------ The data
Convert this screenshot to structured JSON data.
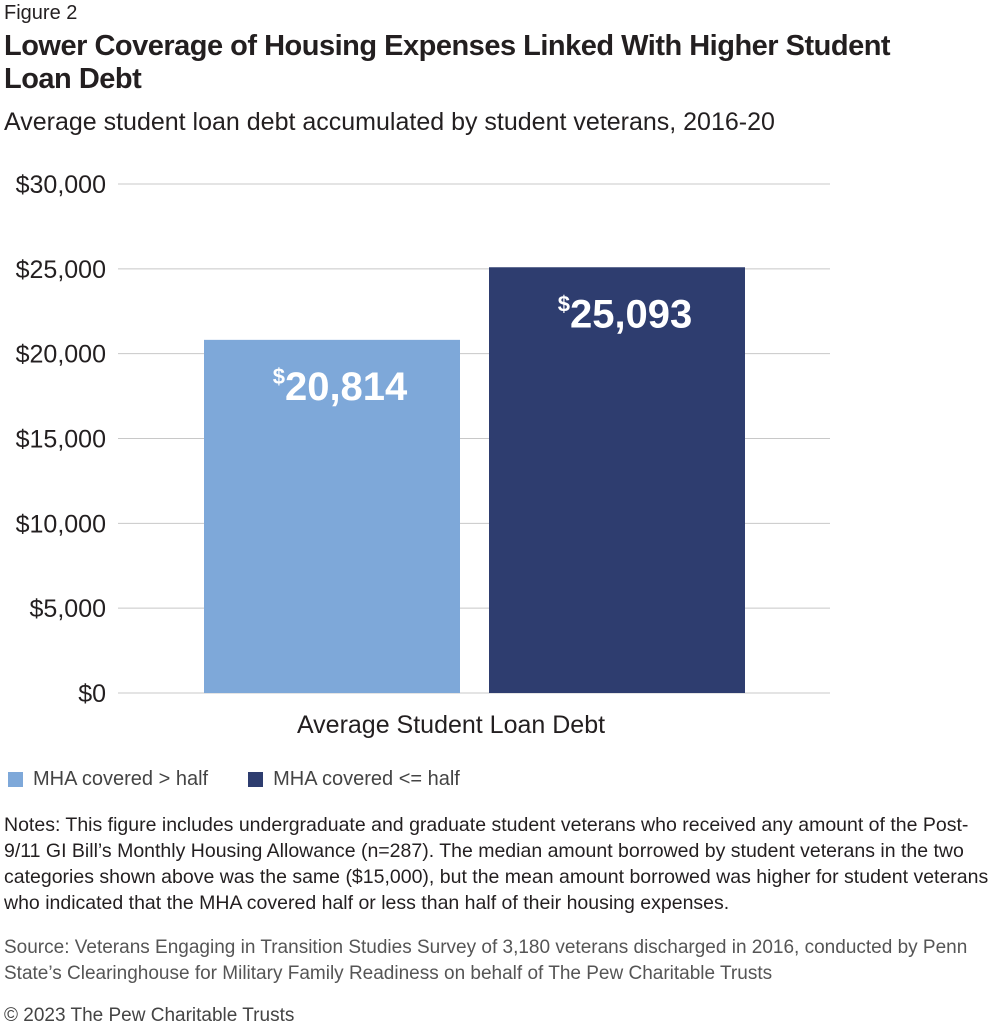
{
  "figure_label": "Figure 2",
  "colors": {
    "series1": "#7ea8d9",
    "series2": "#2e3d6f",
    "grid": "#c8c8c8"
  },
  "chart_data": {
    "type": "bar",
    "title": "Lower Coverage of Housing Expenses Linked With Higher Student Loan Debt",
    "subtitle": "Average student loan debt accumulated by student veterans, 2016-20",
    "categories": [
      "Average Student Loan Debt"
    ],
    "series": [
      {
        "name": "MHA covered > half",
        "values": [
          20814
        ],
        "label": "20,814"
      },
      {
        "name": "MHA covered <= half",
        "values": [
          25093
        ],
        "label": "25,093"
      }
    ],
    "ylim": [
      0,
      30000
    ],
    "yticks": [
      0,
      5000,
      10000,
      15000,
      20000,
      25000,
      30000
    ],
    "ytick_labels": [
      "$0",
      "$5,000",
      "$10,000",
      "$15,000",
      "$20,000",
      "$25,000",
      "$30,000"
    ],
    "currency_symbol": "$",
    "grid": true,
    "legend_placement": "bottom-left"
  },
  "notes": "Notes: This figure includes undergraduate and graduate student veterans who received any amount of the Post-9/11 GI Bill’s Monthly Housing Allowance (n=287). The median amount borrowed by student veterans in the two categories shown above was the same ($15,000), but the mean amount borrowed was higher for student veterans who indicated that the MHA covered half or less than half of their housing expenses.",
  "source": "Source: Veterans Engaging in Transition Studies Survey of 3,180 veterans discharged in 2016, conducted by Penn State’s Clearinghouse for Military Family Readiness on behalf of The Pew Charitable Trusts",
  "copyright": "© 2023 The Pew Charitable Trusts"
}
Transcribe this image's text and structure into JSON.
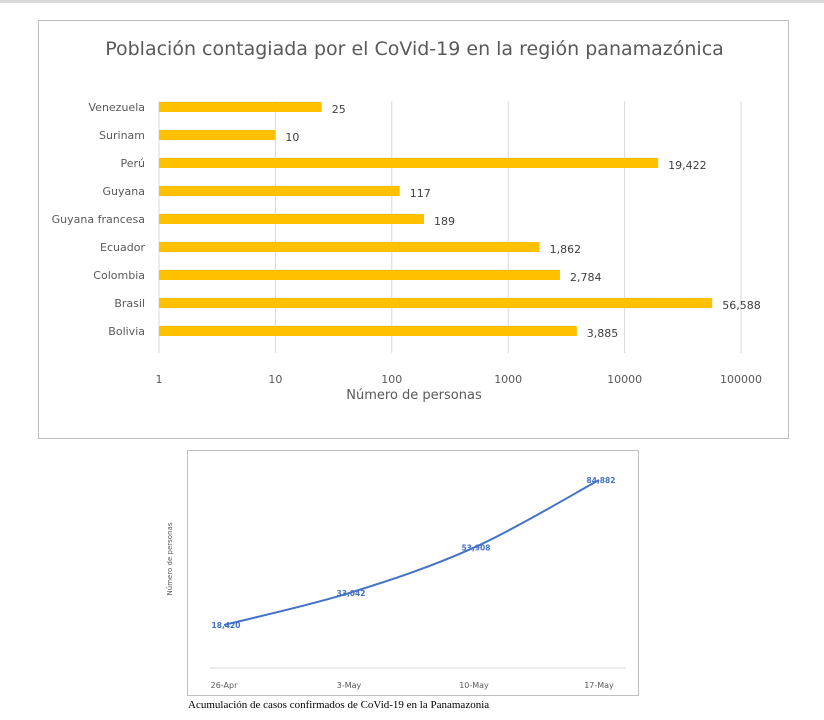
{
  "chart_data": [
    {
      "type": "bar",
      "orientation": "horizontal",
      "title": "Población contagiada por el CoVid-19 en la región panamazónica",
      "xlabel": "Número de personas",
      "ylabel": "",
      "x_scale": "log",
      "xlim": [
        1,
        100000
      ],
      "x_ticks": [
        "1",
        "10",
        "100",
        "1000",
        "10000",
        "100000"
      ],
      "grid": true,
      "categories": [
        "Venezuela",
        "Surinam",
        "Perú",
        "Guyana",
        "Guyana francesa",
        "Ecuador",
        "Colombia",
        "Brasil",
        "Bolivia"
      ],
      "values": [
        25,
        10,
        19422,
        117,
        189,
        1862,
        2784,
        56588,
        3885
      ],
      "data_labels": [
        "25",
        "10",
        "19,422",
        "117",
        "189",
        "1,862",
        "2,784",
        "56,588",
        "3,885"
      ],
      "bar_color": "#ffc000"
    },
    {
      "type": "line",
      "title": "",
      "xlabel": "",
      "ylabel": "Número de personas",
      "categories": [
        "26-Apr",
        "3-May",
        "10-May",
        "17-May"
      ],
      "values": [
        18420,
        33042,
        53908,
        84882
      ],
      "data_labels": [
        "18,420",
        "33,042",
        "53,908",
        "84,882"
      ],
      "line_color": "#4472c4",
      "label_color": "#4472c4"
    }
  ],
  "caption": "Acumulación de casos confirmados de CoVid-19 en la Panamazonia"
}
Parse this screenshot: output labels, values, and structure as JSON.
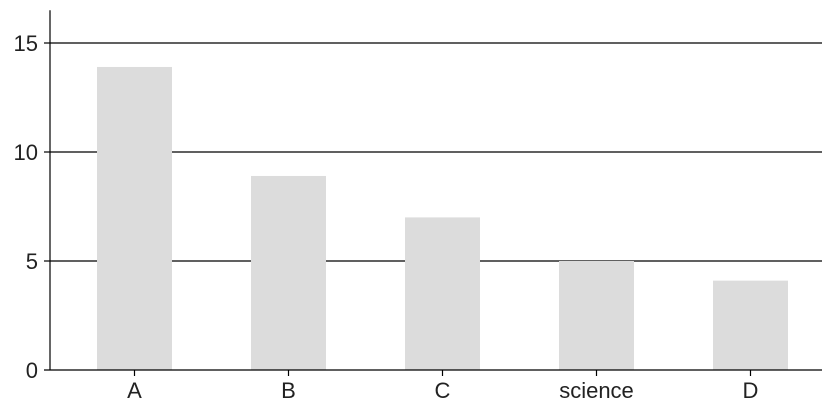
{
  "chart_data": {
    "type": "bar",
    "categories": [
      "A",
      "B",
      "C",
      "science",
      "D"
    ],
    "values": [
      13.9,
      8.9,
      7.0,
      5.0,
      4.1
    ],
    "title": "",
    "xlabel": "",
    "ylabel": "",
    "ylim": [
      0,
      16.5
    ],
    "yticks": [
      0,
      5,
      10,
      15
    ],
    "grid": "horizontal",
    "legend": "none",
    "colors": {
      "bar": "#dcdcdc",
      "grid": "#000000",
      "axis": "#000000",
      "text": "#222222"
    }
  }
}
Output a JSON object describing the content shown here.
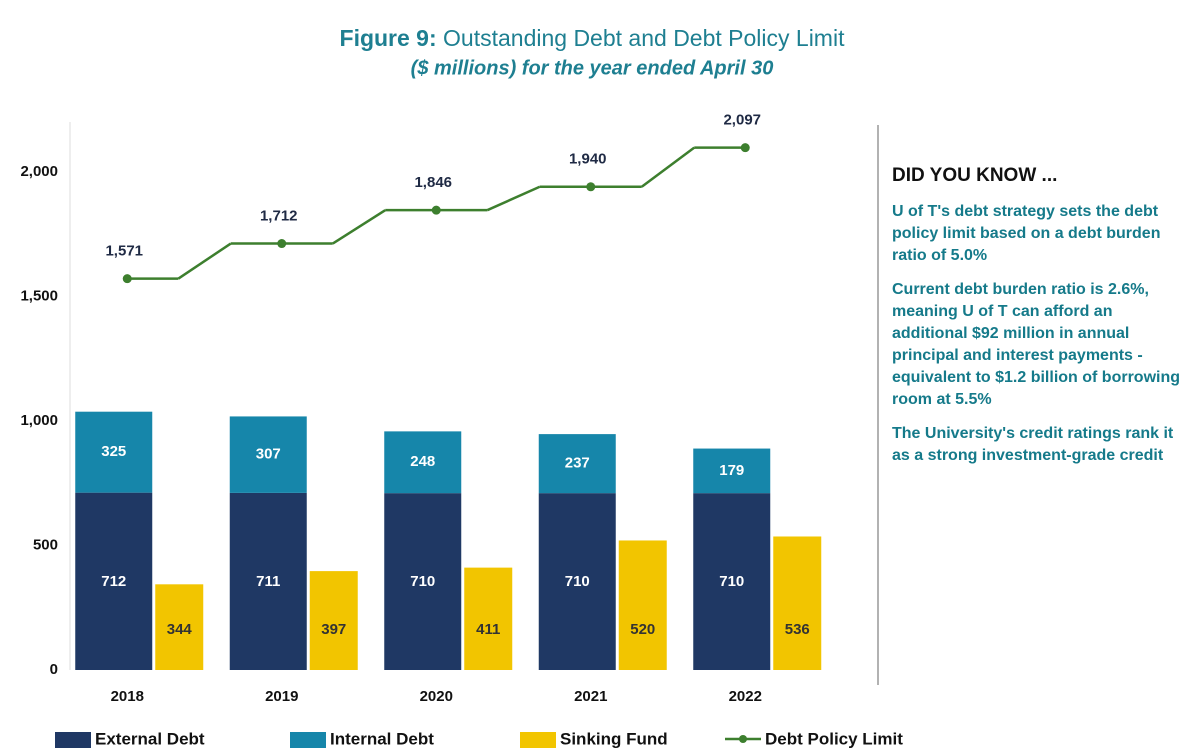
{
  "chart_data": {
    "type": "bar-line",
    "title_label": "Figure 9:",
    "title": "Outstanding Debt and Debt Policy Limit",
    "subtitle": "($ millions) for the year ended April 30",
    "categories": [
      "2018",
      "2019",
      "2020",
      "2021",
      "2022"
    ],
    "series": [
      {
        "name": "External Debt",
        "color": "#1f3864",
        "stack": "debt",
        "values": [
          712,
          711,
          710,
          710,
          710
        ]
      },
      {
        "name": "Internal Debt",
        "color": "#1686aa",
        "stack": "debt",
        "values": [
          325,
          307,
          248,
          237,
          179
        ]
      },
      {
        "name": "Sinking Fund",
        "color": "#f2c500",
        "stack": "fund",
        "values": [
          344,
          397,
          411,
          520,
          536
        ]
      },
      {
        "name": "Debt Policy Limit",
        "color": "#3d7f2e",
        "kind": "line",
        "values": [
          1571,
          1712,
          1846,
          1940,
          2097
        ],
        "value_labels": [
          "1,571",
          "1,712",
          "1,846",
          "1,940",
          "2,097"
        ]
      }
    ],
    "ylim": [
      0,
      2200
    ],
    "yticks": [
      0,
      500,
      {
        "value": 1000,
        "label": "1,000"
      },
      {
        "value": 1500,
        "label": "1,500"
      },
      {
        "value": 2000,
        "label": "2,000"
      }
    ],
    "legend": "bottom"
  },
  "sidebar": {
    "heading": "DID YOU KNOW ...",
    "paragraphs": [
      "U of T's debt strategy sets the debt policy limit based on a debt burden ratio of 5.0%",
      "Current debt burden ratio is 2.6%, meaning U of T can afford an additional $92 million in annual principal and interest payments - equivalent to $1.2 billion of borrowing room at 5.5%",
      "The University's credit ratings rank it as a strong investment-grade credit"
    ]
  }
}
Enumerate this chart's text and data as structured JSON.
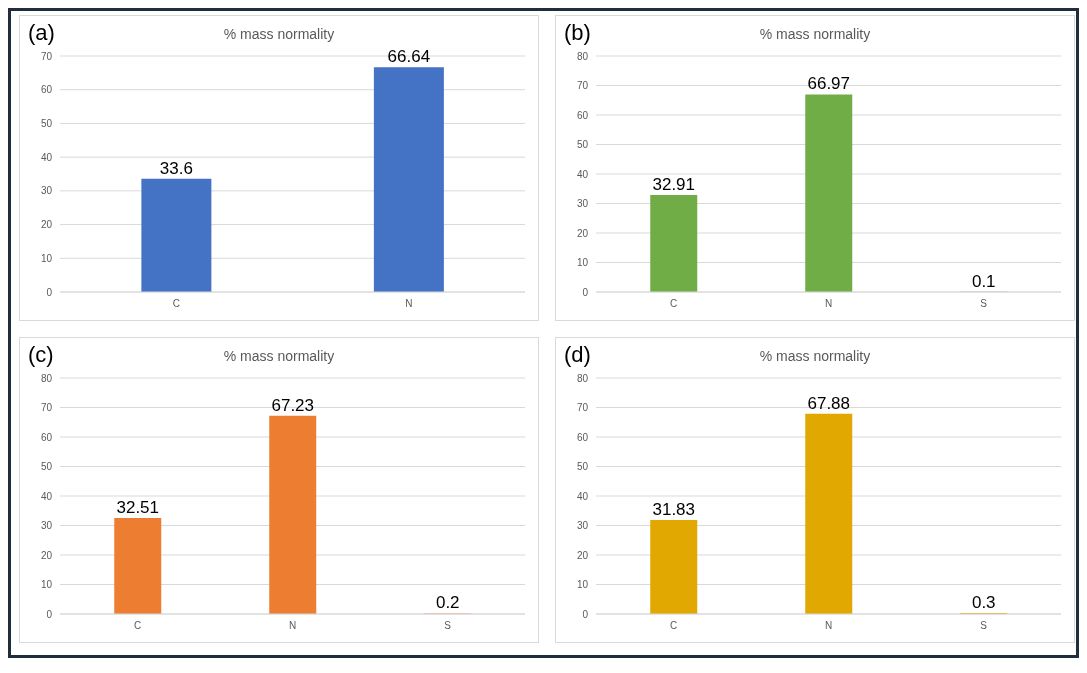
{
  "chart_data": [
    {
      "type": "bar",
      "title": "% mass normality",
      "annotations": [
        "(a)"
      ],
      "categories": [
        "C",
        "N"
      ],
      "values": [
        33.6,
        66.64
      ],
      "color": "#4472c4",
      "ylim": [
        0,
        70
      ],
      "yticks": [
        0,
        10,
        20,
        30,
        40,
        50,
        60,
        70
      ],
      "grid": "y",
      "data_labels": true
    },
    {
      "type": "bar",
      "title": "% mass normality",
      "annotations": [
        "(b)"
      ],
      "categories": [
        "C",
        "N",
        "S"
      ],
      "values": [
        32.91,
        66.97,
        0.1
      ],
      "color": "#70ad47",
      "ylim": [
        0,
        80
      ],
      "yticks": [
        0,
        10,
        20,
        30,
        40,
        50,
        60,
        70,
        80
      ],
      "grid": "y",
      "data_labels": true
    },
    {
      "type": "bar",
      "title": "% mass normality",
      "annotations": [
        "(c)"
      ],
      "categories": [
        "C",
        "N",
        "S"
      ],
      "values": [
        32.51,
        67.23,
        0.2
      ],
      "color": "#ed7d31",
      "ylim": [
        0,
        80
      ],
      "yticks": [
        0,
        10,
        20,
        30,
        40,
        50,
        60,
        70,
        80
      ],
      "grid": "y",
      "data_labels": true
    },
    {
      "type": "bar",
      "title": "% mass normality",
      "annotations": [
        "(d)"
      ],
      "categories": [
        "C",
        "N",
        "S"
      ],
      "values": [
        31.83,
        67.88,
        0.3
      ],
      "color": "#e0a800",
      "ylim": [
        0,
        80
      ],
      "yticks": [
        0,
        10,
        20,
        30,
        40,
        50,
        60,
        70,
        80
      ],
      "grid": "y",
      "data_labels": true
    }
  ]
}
------------
To do ▸ Set down the material exactly, every line of it, except for the pictures.

Reply ▸
Convert this screenshot to structured JSON data.
{
  "figure_label": "Figure 2",
  "colors": {
    "series1": "#7ea8d9",
    "series2": "#2e3d6f",
    "grid": "#c8c8c8"
  },
  "chart_data": {
    "type": "bar",
    "title": "Lower Coverage of Housing Expenses Linked With Higher Student Loan Debt",
    "subtitle": "Average student loan debt accumulated by student veterans, 2016-20",
    "categories": [
      "Average Student Loan Debt"
    ],
    "series": [
      {
        "name": "MHA covered > half",
        "values": [
          20814
        ],
        "label": "20,814"
      },
      {
        "name": "MHA covered <= half",
        "values": [
          25093
        ],
        "label": "25,093"
      }
    ],
    "ylim": [
      0,
      30000
    ],
    "yticks": [
      0,
      5000,
      10000,
      15000,
      20000,
      25000,
      30000
    ],
    "ytick_labels": [
      "$0",
      "$5,000",
      "$10,000",
      "$15,000",
      "$20,000",
      "$25,000",
      "$30,000"
    ],
    "currency_symbol": "$",
    "grid": true,
    "legend_placement": "bottom-left"
  },
  "notes": "Notes: This figure includes undergraduate and graduate student veterans who received any amount of the Post-9/11 GI Bill’s Monthly Housing Allowance (n=287). The median amount borrowed by student veterans in the two categories shown above was the same ($15,000), but the mean amount borrowed was higher for student veterans who indicated that the MHA covered half or less than half of their housing expenses.",
  "source": "Source: Veterans Engaging in Transition Studies Survey of 3,180 veterans discharged in 2016, conducted by Penn State’s Clearinghouse for Military Family Readiness on behalf of The Pew Charitable Trusts",
  "copyright": "© 2023 The Pew Charitable Trusts"
}
Transcribe this image's text and structure into JSON.
{
  "chart_data": [
    {
      "type": "bar",
      "orientation": "horizontal",
      "title": "Población contagiada por el CoVid-19 en la región panamazónica",
      "xlabel": "Número de personas",
      "ylabel": "",
      "x_scale": "log",
      "xlim": [
        1,
        100000
      ],
      "x_ticks": [
        "1",
        "10",
        "100",
        "1000",
        "10000",
        "100000"
      ],
      "grid": true,
      "categories": [
        "Venezuela",
        "Surinam",
        "Perú",
        "Guyana",
        "Guyana francesa",
        "Ecuador",
        "Colombia",
        "Brasil",
        "Bolivia"
      ],
      "values": [
        25,
        10,
        19422,
        117,
        189,
        1862,
        2784,
        56588,
        3885
      ],
      "data_labels": [
        "25",
        "10",
        "19,422",
        "117",
        "189",
        "1,862",
        "2,784",
        "56,588",
        "3,885"
      ],
      "bar_color": "#ffc000"
    },
    {
      "type": "line",
      "title": "",
      "xlabel": "",
      "ylabel": "Número de personas",
      "categories": [
        "26-Apr",
        "3-May",
        "10-May",
        "17-May"
      ],
      "values": [
        18420,
        33042,
        53908,
        84882
      ],
      "data_labels": [
        "18,420",
        "33,042",
        "53,908",
        "84,882"
      ],
      "line_color": "#4472c4",
      "label_color": "#4472c4"
    }
  ],
  "caption": "Acumulación de casos confirmados de CoVid-19 en la Panamazonia"
}
Parse this screenshot: output labels, values, and structure as JSON.
{
  "chart_data": {
    "type": "bar",
    "categories": [
      "A",
      "B",
      "C",
      "science",
      "D"
    ],
    "values": [
      13.9,
      8.9,
      7.0,
      5.0,
      4.1
    ],
    "title": "",
    "xlabel": "",
    "ylabel": "",
    "ylim": [
      0,
      16.5
    ],
    "yticks": [
      0,
      5,
      10,
      15
    ],
    "grid": "horizontal",
    "legend": "none",
    "colors": {
      "bar": "#dcdcdc",
      "grid": "#000000",
      "axis": "#000000",
      "text": "#222222"
    }
  }
}
Output a JSON object describing the content shown here.
{
  "chart_data": {
    "type": "bar-line",
    "title_label": "Figure 9:",
    "title": "Outstanding Debt and Debt Policy Limit",
    "subtitle": "($ millions) for the year ended April 30",
    "categories": [
      "2018",
      "2019",
      "2020",
      "2021",
      "2022"
    ],
    "series": [
      {
        "name": "External Debt",
        "color": "#1f3864",
        "stack": "debt",
        "values": [
          712,
          711,
          710,
          710,
          710
        ]
      },
      {
        "name": "Internal Debt",
        "color": "#1686aa",
        "stack": "debt",
        "values": [
          325,
          307,
          248,
          237,
          179
        ]
      },
      {
        "name": "Sinking Fund",
        "color": "#f2c500",
        "stack": "fund",
        "values": [
          344,
          397,
          411,
          520,
          536
        ]
      },
      {
        "name": "Debt Policy Limit",
        "color": "#3d7f2e",
        "kind": "line",
        "values": [
          1571,
          1712,
          1846,
          1940,
          2097
        ],
        "value_labels": [
          "1,571",
          "1,712",
          "1,846",
          "1,940",
          "2,097"
        ]
      }
    ],
    "ylim": [
      0,
      2200
    ],
    "yticks": [
      0,
      500,
      {
        "value": 1000,
        "label": "1,000"
      },
      {
        "value": 1500,
        "label": "1,500"
      },
      {
        "value": 2000,
        "label": "2,000"
      }
    ],
    "legend": "bottom"
  },
  "sidebar": {
    "heading": "DID YOU KNOW ...",
    "paragraphs": [
      "U of T's debt strategy sets the debt policy limit based on a debt burden ratio of 5.0%",
      "Current debt burden ratio is 2.6%, meaning U of T can afford an additional $92 million in annual principal and interest payments - equivalent to $1.2 billion of borrowing room at 5.5%",
      "The University's credit ratings rank it as a strong investment-grade credit"
    ]
  }
}
Enumerate this chart's text and data as structured JSON.
{
  "chart_data": [
    {
      "type": "bar",
      "title": "% mass normality",
      "annotations": [
        "(a)"
      ],
      "categories": [
        "C",
        "N"
      ],
      "values": [
        33.6,
        66.64
      ],
      "color": "#4472c4",
      "ylim": [
        0,
        70
      ],
      "yticks": [
        0,
        10,
        20,
        30,
        40,
        50,
        60,
        70
      ],
      "grid": "y",
      "data_labels": true
    },
    {
      "type": "bar",
      "title": "% mass normality",
      "annotations": [
        "(b)"
      ],
      "categories": [
        "C",
        "N",
        "S"
      ],
      "values": [
        32.91,
        66.97,
        0.1
      ],
      "color": "#70ad47",
      "ylim": [
        0,
        80
      ],
      "yticks": [
        0,
        10,
        20,
        30,
        40,
        50,
        60,
        70,
        80
      ],
      "grid": "y",
      "data_labels": true
    },
    {
      "type": "bar",
      "title": "% mass normality",
      "annotations": [
        "(c)"
      ],
      "categories": [
        "C",
        "N",
        "S"
      ],
      "values": [
        32.51,
        67.23,
        0.2
      ],
      "color": "#ed7d31",
      "ylim": [
        0,
        80
      ],
      "yticks": [
        0,
        10,
        20,
        30,
        40,
        50,
        60,
        70,
        80
      ],
      "grid": "y",
      "data_labels": true
    },
    {
      "type": "bar",
      "title": "% mass normality",
      "annotations": [
        "(d)"
      ],
      "categories": [
        "C",
        "N",
        "S"
      ],
      "values": [
        31.83,
        67.88,
        0.3
      ],
      "color": "#e0a800",
      "ylim": [
        0,
        80
      ],
      "yticks": [
        0,
        10,
        20,
        30,
        40,
        50,
        60,
        70,
        80
      ],
      "grid": "y",
      "data_labels": true
    }
  ]
}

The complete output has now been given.